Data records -
━━━━
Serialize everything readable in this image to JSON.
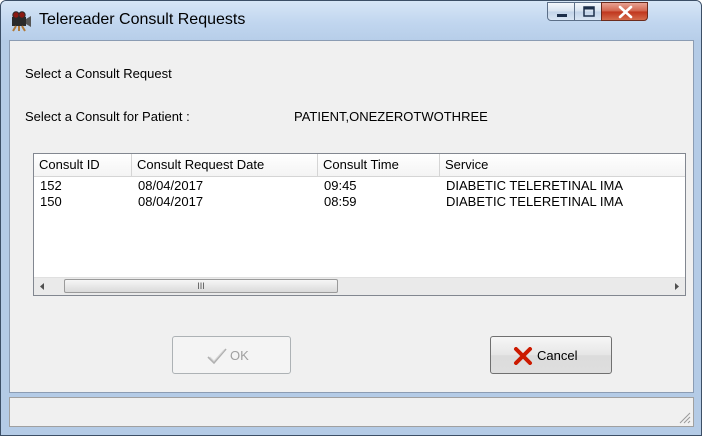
{
  "window": {
    "title": "Telereader Consult Requests",
    "icon": "telereader-camera-icon"
  },
  "controls": {
    "minimize_icon": "minimize-icon",
    "maximize_icon": "maximize-icon",
    "close_icon": "close-icon"
  },
  "form": {
    "select_label": "Select a Consult Request",
    "patient_prompt": "Select a Consult for Patient :",
    "patient_name": "PATIENT,ONEZEROTWOTHREE"
  },
  "consults": {
    "columns": [
      "Consult ID",
      "Consult Request Date",
      "Consult Time",
      "Service"
    ],
    "rows": [
      [
        "152",
        "08/04/2017",
        "09:45",
        "DIABETIC TELERETINAL IMA"
      ],
      [
        "150",
        "08/04/2017",
        "08:59",
        "DIABETIC TELERETINAL IMA"
      ]
    ],
    "scroll_thumb_glyph": "III"
  },
  "buttons": {
    "ok_label": "OK",
    "ok_icon": "checkmark-icon",
    "ok_enabled": false,
    "cancel_label": "Cancel",
    "cancel_icon": "red-x-icon"
  },
  "colors": {
    "cancel_x": "#cc1a00",
    "disabled_text": "#a0a0a0"
  }
}
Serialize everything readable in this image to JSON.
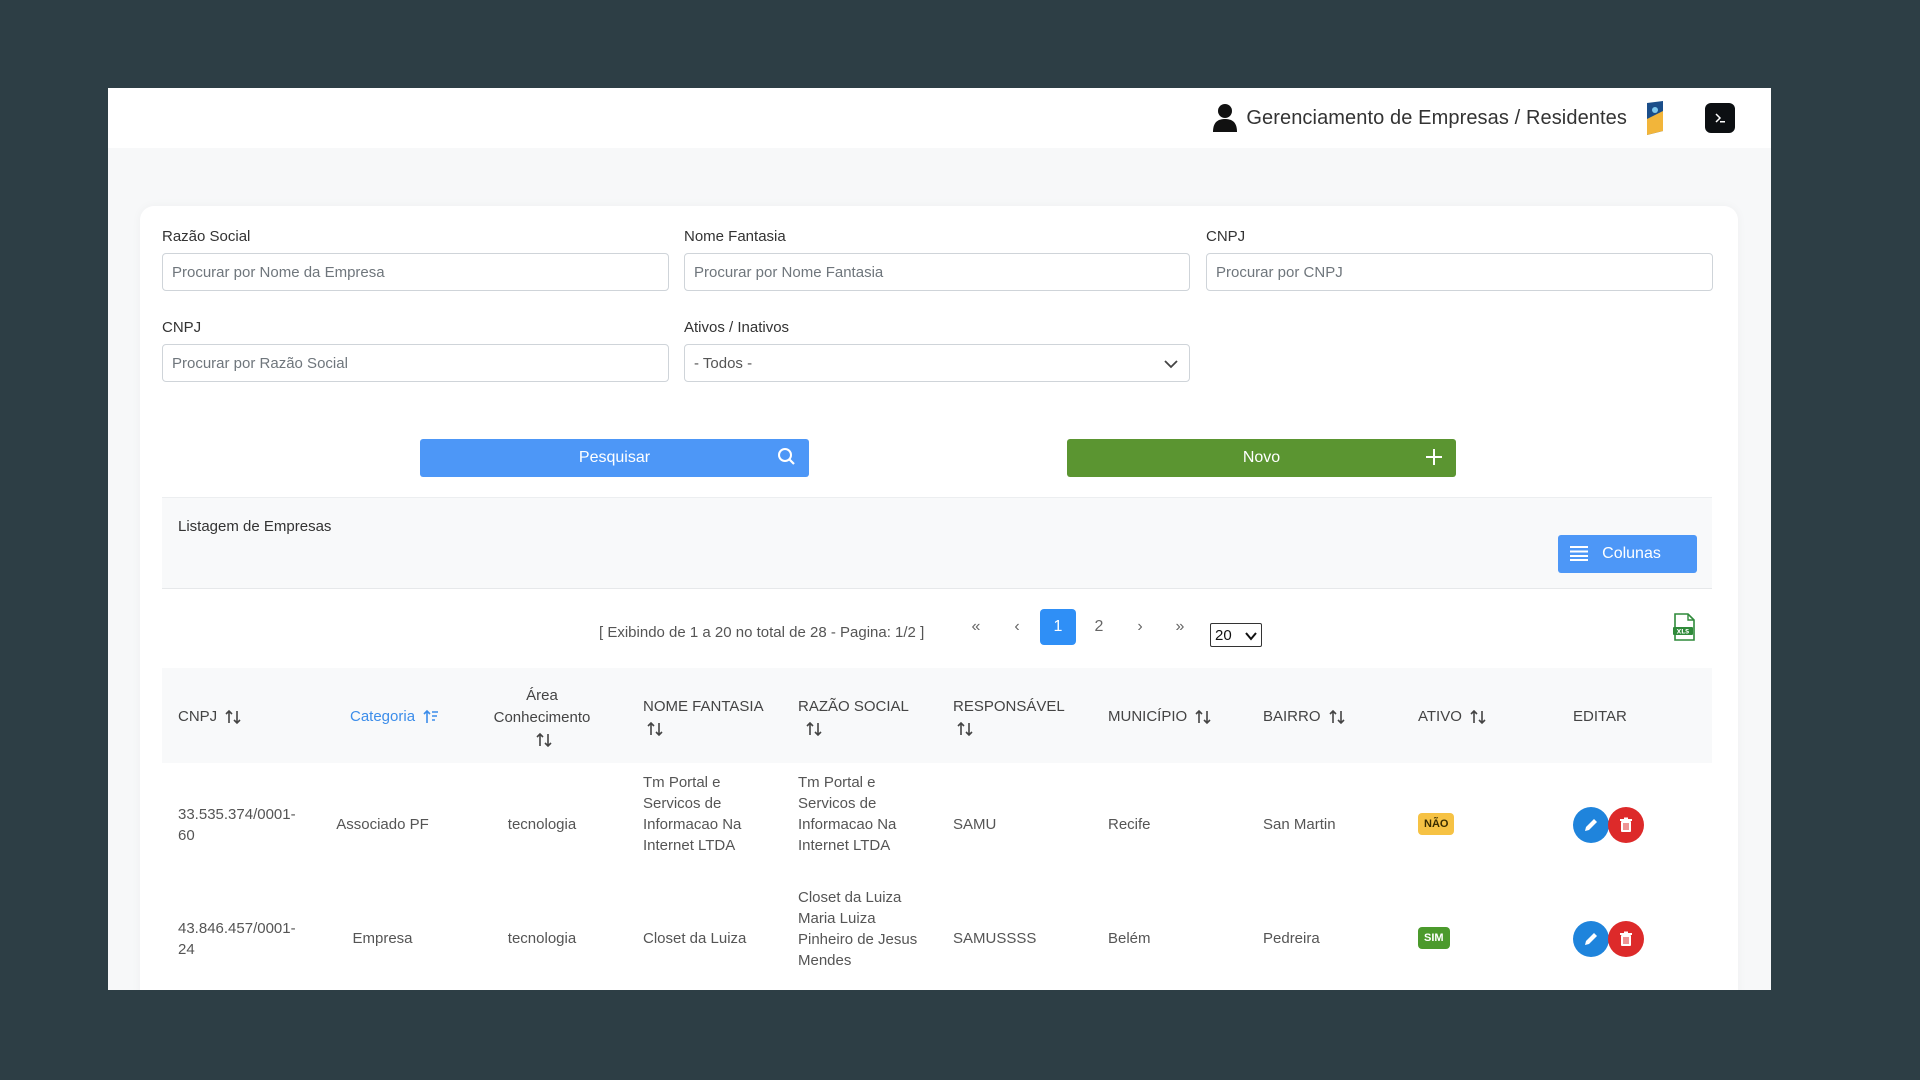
{
  "header": {
    "title": "Gerenciamento de Empresas / Residentes",
    "icons": [
      "user-icon",
      "brand-logo",
      "app-logo"
    ]
  },
  "filters": {
    "razao_social": {
      "label": "Razão Social",
      "placeholder": "Procurar por Nome da Empresa"
    },
    "nome_fantasia": {
      "label": "Nome Fantasia",
      "placeholder": "Procurar por Nome Fantasia"
    },
    "cnpj": {
      "label": "CNPJ",
      "placeholder": "Procurar por CNPJ"
    },
    "cnpj2": {
      "label": "CNPJ",
      "placeholder": "Procurar por Razão Social"
    },
    "ativos": {
      "label": "Ativos / Inativos",
      "value": "- Todos -"
    }
  },
  "actions": {
    "search_label": "Pesquisar",
    "new_label": "Novo"
  },
  "list": {
    "title": "Listagem de Empresas",
    "columns_button": "Colunas"
  },
  "pagination": {
    "info": "[ Exibindo de 1 a 20 no total de 28 - Pagina: 1/2 ]",
    "first": "«",
    "prev": "‹",
    "pages": [
      "1",
      "2"
    ],
    "current_page": "1",
    "next": "›",
    "last": "»",
    "page_size": "20"
  },
  "table": {
    "headers": {
      "cnpj": "CNPJ",
      "categoria": "Categoria",
      "area_1": "Área",
      "area_2": "Conhecimento",
      "nome_fantasia": "NOME FANTASIA",
      "razao_social": "RAZÃO SOCIAL",
      "responsavel": "RESPONSÁVEL",
      "municipio": "MUNICÍPIO",
      "bairro": "BAIRRO",
      "ativo": "ATIVO",
      "editar": "EDITAR"
    },
    "rows": [
      {
        "cnpj_1": "33.535.374/0001-",
        "cnpj_2": "60",
        "categoria": "Associado PF",
        "area": "tecnologia",
        "nome_fantasia": [
          "Tm Portal e",
          "Servicos de",
          "Informacao Na",
          "Internet LTDA"
        ],
        "razao_social": [
          "Tm Portal e",
          "Servicos de",
          "Informacao Na",
          "Internet LTDA"
        ],
        "responsavel": "SAMU",
        "municipio": "Recife",
        "bairro": "San Martin",
        "ativo": "NÃO",
        "ativo_color": "#f6c244"
      },
      {
        "cnpj_1": "43.846.457/0001-",
        "cnpj_2": "24",
        "categoria": "Empresa",
        "area": "tecnologia",
        "nome_fantasia": [
          "Closet da Luiza"
        ],
        "razao_social": [
          "Closet da Luiza",
          "Maria Luiza",
          "Pinheiro de Jesus",
          "Mendes"
        ],
        "responsavel": "SAMUSSSS",
        "municipio": "Belém",
        "bairro": "Pedreira",
        "ativo": "SIM",
        "ativo_color": "#4b9a2c"
      }
    ]
  },
  "colors": {
    "primary": "#4d97f7",
    "success": "#5b9531",
    "danger": "#dd2a2a",
    "edit": "#1f84dc",
    "page_active": "#2f8ff6",
    "background": "#2d3e45"
  }
}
━━━━
Directions for this task - In the copy, include all records verbatim but no images.

Reply to the exercise -
Serialize everything readable in this image to JSON.
{
  "window": {
    "title": "Telereader Consult Requests",
    "icon": "telereader-camera-icon"
  },
  "controls": {
    "minimize_icon": "minimize-icon",
    "maximize_icon": "maximize-icon",
    "close_icon": "close-icon"
  },
  "form": {
    "select_label": "Select a Consult Request",
    "patient_prompt": "Select a Consult for Patient :",
    "patient_name": "PATIENT,ONEZEROTWOTHREE"
  },
  "consults": {
    "columns": [
      "Consult ID",
      "Consult Request Date",
      "Consult Time",
      "Service"
    ],
    "rows": [
      [
        "152",
        "08/04/2017",
        "09:45",
        "DIABETIC TELERETINAL IMA"
      ],
      [
        "150",
        "08/04/2017",
        "08:59",
        "DIABETIC TELERETINAL IMA"
      ]
    ],
    "scroll_thumb_glyph": "III"
  },
  "buttons": {
    "ok_label": "OK",
    "ok_icon": "checkmark-icon",
    "ok_enabled": false,
    "cancel_label": "Cancel",
    "cancel_icon": "red-x-icon"
  },
  "colors": {
    "cancel_x": "#cc1a00",
    "disabled_text": "#a0a0a0"
  }
}
Serialize everything readable in this image to JSON.
{
  "header": {
    "title": "Gerenciamento de Empresas / Residentes",
    "icons": [
      "user-icon",
      "brand-logo",
      "app-logo"
    ]
  },
  "filters": {
    "razao_social": {
      "label": "Razão Social",
      "placeholder": "Procurar por Nome da Empresa"
    },
    "nome_fantasia": {
      "label": "Nome Fantasia",
      "placeholder": "Procurar por Nome Fantasia"
    },
    "cnpj": {
      "label": "CNPJ",
      "placeholder": "Procurar por CNPJ"
    },
    "cnpj2": {
      "label": "CNPJ",
      "placeholder": "Procurar por Razão Social"
    },
    "ativos": {
      "label": "Ativos / Inativos",
      "value": "- Todos -"
    }
  },
  "actions": {
    "search_label": "Pesquisar",
    "new_label": "Novo"
  },
  "list": {
    "title": "Listagem de Empresas",
    "columns_button": "Colunas"
  },
  "pagination": {
    "info": "[ Exibindo de 1 a 20 no total de 28 - Pagina: 1/2 ]",
    "first": "«",
    "prev": "‹",
    "pages": [
      "1",
      "2"
    ],
    "current_page": "1",
    "next": "›",
    "last": "»",
    "page_size": "20"
  },
  "table": {
    "headers": {
      "cnpj": "CNPJ",
      "categoria": "Categoria",
      "area_1": "Área",
      "area_2": "Conhecimento",
      "nome_fantasia": "NOME FANTASIA",
      "razao_social": "RAZÃO SOCIAL",
      "responsavel": "RESPONSÁVEL",
      "municipio": "MUNICÍPIO",
      "bairro": "BAIRRO",
      "ativo": "ATIVO",
      "editar": "EDITAR"
    },
    "rows": [
      {
        "cnpj_1": "33.535.374/0001-",
        "cnpj_2": "60",
        "categoria": "Associado PF",
        "area": "tecnologia",
        "nome_fantasia": [
          "Tm Portal e",
          "Servicos de",
          "Informacao Na",
          "Internet LTDA"
        ],
        "razao_social": [
          "Tm Portal e",
          "Servicos de",
          "Informacao Na",
          "Internet LTDA"
        ],
        "responsavel": "SAMU",
        "municipio": "Recife",
        "bairro": "San Martin",
        "ativo": "NÃO",
        "ativo_color": "#f6c244"
      },
      {
        "cnpj_1": "43.846.457/0001-",
        "cnpj_2": "24",
        "categoria": "Empresa",
        "area": "tecnologia",
        "nome_fantasia": [
          "Closet da Luiza"
        ],
        "razao_social": [
          "Closet da Luiza",
          "Maria Luiza",
          "Pinheiro de Jesus",
          "Mendes"
        ],
        "responsavel": "SAMUSSSS",
        "municipio": "Belém",
        "bairro": "Pedreira",
        "ativo": "SIM",
        "ativo_color": "#4b9a2c"
      }
    ]
  },
  "colors": {
    "primary": "#4d97f7",
    "success": "#5b9531",
    "danger": "#dd2a2a",
    "edit": "#1f84dc",
    "page_active": "#2f8ff6",
    "background": "#2d3e45"
  }
}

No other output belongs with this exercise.